> _Task goal_:
Will you quote all of the entries, word for word?
BEGIN Stored rows
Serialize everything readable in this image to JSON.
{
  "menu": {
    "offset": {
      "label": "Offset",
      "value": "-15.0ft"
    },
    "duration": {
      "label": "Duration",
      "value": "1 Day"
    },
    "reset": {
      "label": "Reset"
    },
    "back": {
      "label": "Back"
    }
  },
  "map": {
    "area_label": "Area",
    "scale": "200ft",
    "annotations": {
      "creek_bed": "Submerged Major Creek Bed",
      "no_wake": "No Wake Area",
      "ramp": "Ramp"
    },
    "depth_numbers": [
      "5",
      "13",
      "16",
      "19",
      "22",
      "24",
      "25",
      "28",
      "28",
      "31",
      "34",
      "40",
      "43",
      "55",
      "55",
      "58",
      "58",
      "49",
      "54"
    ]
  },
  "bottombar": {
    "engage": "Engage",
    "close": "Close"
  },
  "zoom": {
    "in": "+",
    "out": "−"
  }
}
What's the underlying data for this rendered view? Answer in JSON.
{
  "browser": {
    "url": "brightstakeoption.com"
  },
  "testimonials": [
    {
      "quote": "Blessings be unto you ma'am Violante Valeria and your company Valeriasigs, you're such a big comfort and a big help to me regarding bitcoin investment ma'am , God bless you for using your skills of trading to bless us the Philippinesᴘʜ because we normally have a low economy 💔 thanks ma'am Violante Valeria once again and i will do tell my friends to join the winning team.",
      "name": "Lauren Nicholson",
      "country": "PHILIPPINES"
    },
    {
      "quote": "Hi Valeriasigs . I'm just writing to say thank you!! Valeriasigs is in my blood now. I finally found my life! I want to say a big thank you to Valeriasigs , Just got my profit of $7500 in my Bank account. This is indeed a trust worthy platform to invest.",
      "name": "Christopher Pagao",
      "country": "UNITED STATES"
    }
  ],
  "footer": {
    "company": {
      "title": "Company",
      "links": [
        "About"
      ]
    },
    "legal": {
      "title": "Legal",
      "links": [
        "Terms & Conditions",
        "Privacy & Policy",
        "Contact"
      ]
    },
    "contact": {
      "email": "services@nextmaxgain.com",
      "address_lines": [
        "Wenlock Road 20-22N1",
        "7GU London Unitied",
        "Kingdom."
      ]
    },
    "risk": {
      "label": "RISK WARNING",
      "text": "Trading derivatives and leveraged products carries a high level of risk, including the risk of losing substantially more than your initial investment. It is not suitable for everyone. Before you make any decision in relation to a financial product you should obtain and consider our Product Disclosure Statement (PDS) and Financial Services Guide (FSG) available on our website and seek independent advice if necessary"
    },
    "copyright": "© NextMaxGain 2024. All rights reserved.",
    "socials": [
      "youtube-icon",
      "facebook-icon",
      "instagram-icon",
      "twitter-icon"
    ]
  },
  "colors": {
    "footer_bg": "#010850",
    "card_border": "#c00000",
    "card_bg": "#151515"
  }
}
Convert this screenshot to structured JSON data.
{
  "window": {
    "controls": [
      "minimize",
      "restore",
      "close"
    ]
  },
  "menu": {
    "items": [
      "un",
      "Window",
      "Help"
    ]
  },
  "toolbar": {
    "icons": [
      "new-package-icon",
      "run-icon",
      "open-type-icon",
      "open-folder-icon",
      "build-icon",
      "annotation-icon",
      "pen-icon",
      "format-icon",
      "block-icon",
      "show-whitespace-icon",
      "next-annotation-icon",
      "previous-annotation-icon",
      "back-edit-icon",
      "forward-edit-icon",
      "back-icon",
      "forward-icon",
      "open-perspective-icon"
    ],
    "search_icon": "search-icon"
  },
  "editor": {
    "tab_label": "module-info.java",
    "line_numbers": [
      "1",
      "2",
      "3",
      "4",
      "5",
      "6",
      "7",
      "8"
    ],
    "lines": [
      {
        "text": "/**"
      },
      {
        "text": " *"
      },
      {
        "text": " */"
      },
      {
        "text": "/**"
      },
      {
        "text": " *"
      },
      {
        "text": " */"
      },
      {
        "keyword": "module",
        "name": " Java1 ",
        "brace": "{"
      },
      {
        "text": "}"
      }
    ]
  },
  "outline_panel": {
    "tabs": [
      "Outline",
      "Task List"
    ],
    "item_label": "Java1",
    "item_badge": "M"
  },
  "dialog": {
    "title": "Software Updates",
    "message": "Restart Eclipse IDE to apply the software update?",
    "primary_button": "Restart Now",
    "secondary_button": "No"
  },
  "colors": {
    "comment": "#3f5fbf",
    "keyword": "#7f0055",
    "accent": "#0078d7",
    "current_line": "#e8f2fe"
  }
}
END Stored rows
> _Result for this task_:
Serialize everything readable in this image to JSON.
{
  "menu": {
    "offset": {
      "label": "Offset",
      "value": "-15.0ft"
    },
    "duration": {
      "label": "Duration",
      "value": "1 Day"
    },
    "reset": {
      "label": "Reset"
    },
    "back": {
      "label": "Back"
    }
  },
  "map": {
    "area_label": "Area",
    "scale": "200ft",
    "annotations": {
      "creek_bed": "Submerged Major Creek Bed",
      "no_wake": "No Wake Area",
      "ramp": "Ramp"
    },
    "depth_numbers": [
      "5",
      "13",
      "16",
      "19",
      "22",
      "24",
      "25",
      "28",
      "28",
      "31",
      "34",
      "40",
      "43",
      "55",
      "55",
      "58",
      "58",
      "49",
      "54"
    ]
  },
  "bottombar": {
    "engage": "Engage",
    "close": "Close"
  },
  "zoom": {
    "in": "+",
    "out": "−"
  }
}
What's the underlying data for this rendered view? Answer in JSON.
{
  "browser": {
    "url": "brightstakeoption.com"
  },
  "testimonials": [
    {
      "quote": "Blessings be unto you ma'am Violante Valeria and your company Valeriasigs, you're such a big comfort and a big help to me regarding bitcoin investment ma'am , God bless you for using your skills of trading to bless us the Philippinesᴘʜ because we normally have a low economy 💔 thanks ma'am Violante Valeria once again and i will do tell my friends to join the winning team.",
      "name": "Lauren Nicholson",
      "country": "PHILIPPINES"
    },
    {
      "quote": "Hi Valeriasigs . I'm just writing to say thank you!! Valeriasigs is in my blood now. I finally found my life! I want to say a big thank you to Valeriasigs , Just got my profit of $7500 in my Bank account. This is indeed a trust worthy platform to invest.",
      "name": "Christopher Pagao",
      "country": "UNITED STATES"
    }
  ],
  "footer": {
    "company": {
      "title": "Company",
      "links": [
        "About"
      ]
    },
    "legal": {
      "title": "Legal",
      "links": [
        "Terms & Conditions",
        "Privacy & Policy",
        "Contact"
      ]
    },
    "contact": {
      "email": "services@nextmaxgain.com",
      "address_lines": [
        "Wenlock Road 20-22N1",
        "7GU London Unitied",
        "Kingdom."
      ]
    },
    "risk": {
      "label": "RISK WARNING",
      "text": "Trading derivatives and leveraged products carries a high level of risk, including the risk of losing substantially more than your initial investment. It is not suitable for everyone. Before you make any decision in relation to a financial product you should obtain and consider our Product Disclosure Statement (PDS) and Financial Services Guide (FSG) available on our website and seek independent advice if necessary"
    },
    "copyright": "© NextMaxGain 2024. All rights reserved.",
    "socials": [
      "youtube-icon",
      "facebook-icon",
      "instagram-icon",
      "twitter-icon"
    ]
  },
  "colors": {
    "footer_bg": "#010850",
    "card_border": "#c00000",
    "card_bg": "#151515"
  }
}
Convert this screenshot to structured JSON data.
{
  "window": {
    "controls": [
      "minimize",
      "restore",
      "close"
    ]
  },
  "menu": {
    "items": [
      "un",
      "Window",
      "Help"
    ]
  },
  "toolbar": {
    "icons": [
      "new-package-icon",
      "run-icon",
      "open-type-icon",
      "open-folder-icon",
      "build-icon",
      "annotation-icon",
      "pen-icon",
      "format-icon",
      "block-icon",
      "show-whitespace-icon",
      "next-annotation-icon",
      "previous-annotation-icon",
      "back-edit-icon",
      "forward-edit-icon",
      "back-icon",
      "forward-icon",
      "open-perspective-icon"
    ],
    "search_icon": "search-icon"
  },
  "editor": {
    "tab_label": "module-info.java",
    "line_numbers": [
      "1",
      "2",
      "3",
      "4",
      "5",
      "6",
      "7",
      "8"
    ],
    "lines": [
      {
        "text": "/**"
      },
      {
        "text": " *"
      },
      {
        "text": " */"
      },
      {
        "text": "/**"
      },
      {
        "text": " *"
      },
      {
        "text": " */"
      },
      {
        "keyword": "module",
        "name": " Java1 ",
        "brace": "{"
      },
      {
        "text": "}"
      }
    ]
  },
  "outline_panel": {
    "tabs": [
      "Outline",
      "Task List"
    ],
    "item_label": "Java1",
    "item_badge": "M"
  },
  "dialog": {
    "title": "Software Updates",
    "message": "Restart Eclipse IDE to apply the software update?",
    "primary_button": "Restart Now",
    "secondary_button": "No"
  },
  "colors": {
    "comment": "#3f5fbf",
    "keyword": "#7f0055",
    "accent": "#0078d7",
    "current_line": "#e8f2fe"
  }
}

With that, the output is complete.